Repeat exactly the lines of the listing from the line containing "Extract all readable text from this page." through its last line, and nothing beyond them.

[Source records]

┌──

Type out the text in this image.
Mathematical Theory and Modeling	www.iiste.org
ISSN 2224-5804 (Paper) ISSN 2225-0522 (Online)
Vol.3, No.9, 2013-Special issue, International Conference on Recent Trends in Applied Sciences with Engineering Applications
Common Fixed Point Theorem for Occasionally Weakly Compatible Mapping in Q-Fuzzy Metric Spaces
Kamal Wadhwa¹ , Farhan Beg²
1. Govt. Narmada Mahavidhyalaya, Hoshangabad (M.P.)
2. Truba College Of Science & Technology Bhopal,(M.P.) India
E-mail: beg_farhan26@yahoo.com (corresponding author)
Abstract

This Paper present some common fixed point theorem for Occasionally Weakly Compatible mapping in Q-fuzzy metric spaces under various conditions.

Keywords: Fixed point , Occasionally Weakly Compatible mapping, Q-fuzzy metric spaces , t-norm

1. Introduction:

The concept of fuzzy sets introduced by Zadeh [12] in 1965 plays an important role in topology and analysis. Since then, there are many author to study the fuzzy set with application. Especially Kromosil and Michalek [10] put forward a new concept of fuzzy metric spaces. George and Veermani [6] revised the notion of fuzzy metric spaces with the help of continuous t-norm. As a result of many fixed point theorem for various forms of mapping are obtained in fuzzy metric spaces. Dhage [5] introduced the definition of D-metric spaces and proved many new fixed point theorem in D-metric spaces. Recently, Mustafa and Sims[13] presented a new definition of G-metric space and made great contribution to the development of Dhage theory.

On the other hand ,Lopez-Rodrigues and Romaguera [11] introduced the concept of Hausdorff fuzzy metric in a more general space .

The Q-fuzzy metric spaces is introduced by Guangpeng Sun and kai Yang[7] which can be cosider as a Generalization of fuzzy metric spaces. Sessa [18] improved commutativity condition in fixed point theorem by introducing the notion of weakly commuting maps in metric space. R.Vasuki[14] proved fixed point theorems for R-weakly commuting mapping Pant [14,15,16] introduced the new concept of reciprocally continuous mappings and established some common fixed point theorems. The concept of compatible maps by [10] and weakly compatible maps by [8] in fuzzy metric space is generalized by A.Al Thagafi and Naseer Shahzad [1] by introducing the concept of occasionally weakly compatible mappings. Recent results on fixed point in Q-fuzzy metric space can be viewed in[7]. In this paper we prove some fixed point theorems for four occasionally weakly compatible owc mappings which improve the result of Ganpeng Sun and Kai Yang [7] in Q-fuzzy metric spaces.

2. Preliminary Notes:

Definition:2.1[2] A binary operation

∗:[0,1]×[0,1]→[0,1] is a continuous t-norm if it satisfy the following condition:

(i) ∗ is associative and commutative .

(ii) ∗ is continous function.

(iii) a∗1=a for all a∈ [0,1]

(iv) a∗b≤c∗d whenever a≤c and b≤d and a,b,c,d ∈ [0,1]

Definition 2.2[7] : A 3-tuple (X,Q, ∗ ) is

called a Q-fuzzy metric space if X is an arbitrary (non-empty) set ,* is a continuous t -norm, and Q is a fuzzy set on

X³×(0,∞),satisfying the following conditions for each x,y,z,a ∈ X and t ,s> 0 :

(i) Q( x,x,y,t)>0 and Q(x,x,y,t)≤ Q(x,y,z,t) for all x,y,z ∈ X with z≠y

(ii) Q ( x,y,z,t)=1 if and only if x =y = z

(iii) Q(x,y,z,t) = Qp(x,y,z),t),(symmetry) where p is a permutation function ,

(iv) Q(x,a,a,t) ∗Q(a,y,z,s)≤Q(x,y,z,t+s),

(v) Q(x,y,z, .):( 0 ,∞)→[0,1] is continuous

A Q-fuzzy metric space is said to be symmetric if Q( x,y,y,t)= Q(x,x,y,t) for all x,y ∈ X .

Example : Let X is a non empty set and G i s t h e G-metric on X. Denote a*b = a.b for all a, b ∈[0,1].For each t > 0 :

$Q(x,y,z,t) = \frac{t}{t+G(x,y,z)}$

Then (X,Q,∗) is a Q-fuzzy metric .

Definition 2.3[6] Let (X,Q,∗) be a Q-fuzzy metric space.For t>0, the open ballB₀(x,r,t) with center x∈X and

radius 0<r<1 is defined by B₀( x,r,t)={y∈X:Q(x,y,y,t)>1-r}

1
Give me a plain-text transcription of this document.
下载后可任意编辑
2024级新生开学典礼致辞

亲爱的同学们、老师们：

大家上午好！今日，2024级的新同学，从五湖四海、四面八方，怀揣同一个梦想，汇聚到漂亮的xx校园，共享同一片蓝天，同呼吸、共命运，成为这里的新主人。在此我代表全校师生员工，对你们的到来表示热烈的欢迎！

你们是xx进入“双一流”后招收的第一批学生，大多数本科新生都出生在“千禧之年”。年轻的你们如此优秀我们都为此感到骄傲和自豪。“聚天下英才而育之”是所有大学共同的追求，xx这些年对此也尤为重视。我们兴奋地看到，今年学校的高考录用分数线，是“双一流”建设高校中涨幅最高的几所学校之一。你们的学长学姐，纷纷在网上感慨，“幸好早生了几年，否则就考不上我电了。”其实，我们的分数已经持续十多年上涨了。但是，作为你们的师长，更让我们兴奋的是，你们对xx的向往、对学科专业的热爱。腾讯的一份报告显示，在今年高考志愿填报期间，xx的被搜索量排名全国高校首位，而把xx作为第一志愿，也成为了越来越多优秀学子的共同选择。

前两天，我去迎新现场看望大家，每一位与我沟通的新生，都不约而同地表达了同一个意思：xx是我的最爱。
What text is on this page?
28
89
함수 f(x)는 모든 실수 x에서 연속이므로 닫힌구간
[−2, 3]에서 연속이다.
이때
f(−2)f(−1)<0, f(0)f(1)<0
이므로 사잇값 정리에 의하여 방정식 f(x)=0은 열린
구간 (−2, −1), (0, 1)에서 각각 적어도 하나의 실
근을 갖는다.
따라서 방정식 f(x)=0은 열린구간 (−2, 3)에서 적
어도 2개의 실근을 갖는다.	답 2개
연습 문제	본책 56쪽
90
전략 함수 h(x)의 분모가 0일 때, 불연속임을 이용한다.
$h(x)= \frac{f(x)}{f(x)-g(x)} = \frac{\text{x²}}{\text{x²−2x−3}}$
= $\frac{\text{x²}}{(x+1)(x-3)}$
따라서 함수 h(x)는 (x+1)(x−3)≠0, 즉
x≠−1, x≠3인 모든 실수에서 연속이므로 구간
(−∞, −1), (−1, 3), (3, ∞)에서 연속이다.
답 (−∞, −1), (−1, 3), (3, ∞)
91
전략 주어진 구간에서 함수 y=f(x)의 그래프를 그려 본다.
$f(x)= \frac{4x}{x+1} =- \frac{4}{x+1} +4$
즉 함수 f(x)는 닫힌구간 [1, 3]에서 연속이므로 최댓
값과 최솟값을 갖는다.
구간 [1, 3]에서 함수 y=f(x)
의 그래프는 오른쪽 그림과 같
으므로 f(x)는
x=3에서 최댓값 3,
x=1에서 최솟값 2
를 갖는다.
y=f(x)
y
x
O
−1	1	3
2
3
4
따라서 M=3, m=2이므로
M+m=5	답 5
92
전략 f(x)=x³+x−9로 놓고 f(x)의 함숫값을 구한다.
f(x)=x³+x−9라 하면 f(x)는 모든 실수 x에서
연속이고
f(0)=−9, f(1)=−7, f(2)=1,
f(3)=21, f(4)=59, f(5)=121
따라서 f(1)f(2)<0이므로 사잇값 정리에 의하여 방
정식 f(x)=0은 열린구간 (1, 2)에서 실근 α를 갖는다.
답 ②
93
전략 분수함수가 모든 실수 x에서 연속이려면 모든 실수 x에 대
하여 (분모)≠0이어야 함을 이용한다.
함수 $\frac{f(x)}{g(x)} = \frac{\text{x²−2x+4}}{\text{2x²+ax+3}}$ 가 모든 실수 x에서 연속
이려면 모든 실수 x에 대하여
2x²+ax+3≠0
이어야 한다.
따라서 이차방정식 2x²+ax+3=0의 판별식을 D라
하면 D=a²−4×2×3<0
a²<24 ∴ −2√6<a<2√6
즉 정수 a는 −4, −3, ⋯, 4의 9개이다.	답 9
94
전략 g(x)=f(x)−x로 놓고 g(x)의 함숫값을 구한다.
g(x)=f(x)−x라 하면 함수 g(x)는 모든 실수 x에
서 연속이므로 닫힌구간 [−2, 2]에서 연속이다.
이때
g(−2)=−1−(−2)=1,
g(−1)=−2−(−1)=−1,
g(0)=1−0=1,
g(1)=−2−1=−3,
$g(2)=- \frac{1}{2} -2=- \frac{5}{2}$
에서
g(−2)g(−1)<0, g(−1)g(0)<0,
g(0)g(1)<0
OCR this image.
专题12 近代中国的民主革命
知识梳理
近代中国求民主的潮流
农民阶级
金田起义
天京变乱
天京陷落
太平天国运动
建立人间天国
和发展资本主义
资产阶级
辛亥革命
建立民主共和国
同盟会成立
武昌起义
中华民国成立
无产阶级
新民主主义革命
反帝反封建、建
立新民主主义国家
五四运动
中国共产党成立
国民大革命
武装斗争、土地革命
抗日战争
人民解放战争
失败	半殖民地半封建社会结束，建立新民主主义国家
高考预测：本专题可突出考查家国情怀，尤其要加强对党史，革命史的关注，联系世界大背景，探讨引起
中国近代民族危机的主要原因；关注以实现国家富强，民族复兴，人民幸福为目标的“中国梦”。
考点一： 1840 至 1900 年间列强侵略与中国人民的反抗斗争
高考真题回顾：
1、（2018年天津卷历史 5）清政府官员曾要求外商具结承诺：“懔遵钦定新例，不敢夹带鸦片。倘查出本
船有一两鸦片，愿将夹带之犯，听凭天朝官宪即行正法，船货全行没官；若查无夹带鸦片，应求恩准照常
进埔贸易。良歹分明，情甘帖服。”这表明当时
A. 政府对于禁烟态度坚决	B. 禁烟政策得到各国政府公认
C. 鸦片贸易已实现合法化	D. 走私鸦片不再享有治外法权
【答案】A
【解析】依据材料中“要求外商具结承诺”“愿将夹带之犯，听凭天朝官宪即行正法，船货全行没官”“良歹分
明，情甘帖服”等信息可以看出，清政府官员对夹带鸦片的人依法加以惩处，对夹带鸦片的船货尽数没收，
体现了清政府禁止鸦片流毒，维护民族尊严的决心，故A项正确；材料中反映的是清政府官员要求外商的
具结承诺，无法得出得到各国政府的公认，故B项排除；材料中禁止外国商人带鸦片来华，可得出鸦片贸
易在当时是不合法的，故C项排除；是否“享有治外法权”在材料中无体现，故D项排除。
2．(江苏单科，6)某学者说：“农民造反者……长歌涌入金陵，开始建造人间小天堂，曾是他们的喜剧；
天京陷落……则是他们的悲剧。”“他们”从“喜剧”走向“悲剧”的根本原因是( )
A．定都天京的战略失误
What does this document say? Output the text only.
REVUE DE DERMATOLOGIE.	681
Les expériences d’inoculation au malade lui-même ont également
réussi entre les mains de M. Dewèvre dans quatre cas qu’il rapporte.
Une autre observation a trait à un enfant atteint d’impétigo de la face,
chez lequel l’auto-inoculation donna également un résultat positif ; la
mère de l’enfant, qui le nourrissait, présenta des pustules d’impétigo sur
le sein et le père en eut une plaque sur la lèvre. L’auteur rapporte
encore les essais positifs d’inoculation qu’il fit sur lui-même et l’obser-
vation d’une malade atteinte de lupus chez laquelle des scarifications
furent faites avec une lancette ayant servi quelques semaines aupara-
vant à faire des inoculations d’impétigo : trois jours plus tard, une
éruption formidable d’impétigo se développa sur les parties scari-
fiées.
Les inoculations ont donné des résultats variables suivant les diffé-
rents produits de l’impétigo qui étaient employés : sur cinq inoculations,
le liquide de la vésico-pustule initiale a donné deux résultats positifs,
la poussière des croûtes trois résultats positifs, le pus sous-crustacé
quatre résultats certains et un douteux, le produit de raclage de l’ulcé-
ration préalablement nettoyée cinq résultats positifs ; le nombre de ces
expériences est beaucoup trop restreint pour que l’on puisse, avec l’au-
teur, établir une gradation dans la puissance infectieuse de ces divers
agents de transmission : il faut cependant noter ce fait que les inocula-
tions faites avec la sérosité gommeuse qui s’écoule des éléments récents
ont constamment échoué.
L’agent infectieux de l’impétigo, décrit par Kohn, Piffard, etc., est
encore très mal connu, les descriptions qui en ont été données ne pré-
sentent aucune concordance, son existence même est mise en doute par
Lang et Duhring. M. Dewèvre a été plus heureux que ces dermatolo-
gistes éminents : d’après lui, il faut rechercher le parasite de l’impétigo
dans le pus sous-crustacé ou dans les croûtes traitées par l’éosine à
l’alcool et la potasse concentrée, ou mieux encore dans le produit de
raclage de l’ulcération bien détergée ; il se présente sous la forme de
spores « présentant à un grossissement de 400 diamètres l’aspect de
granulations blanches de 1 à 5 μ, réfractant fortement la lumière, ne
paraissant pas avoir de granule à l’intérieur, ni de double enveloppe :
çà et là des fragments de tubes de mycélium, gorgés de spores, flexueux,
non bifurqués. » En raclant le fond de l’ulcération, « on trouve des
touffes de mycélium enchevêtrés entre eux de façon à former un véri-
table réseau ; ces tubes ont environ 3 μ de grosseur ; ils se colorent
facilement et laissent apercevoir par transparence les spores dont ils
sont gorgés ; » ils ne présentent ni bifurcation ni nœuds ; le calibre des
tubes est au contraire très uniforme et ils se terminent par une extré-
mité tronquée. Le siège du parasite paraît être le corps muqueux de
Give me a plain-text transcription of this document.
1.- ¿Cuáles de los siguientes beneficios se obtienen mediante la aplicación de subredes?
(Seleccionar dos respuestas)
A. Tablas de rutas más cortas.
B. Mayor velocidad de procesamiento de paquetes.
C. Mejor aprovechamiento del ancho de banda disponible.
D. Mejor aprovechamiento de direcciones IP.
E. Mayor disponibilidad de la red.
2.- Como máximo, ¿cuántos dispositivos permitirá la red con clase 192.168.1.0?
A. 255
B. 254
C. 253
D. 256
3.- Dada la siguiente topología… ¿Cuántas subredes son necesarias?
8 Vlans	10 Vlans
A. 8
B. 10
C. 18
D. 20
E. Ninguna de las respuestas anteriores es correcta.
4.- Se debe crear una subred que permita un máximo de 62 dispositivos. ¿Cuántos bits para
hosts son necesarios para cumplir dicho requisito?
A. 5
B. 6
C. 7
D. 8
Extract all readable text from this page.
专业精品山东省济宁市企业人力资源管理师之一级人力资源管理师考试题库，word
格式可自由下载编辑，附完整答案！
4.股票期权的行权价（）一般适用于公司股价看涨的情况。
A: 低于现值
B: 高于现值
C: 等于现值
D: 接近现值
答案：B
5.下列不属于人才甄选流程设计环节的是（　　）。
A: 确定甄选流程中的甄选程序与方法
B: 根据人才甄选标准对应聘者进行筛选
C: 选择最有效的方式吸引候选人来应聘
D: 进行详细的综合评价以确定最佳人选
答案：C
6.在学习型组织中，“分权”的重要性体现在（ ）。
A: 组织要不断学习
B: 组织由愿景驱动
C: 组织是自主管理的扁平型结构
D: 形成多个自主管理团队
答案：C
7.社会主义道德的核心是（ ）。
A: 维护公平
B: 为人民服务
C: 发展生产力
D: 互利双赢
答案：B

└──

• _Solution to the problem_:
Extract all readable text from this page.
专业精品山东省济宁市企业人力资源管理师之一级人力资源管理师考试题库，word
格式可自由下载编辑，附完整答案！
4.股票期权的行权价（）一般适用于公司股价看涨的情况。
A: 低于现值
B: 高于现值
C: 等于现值
D: 接近现值
答案：B
5.下列不属于人才甄选流程设计环节的是（　　）。
A: 确定甄选流程中的甄选程序与方法
B: 根据人才甄选标准对应聘者进行筛选
C: 选择最有效的方式吸引候选人来应聘
D: 进行详细的综合评价以确定最佳人选
答案：C
6.在学习型组织中，“分权”的重要性体现在（ ）。
A: 组织要不断学习
B: 组织由愿景驱动
C: 组织是自主管理的扁平型结构
D: 形成多个自主管理团队
答案：C
7.社会主义道德的核心是（ ）。
A: 维护公平
B: 为人民服务
C: 发展生产力
D: 互利双赢
答案：B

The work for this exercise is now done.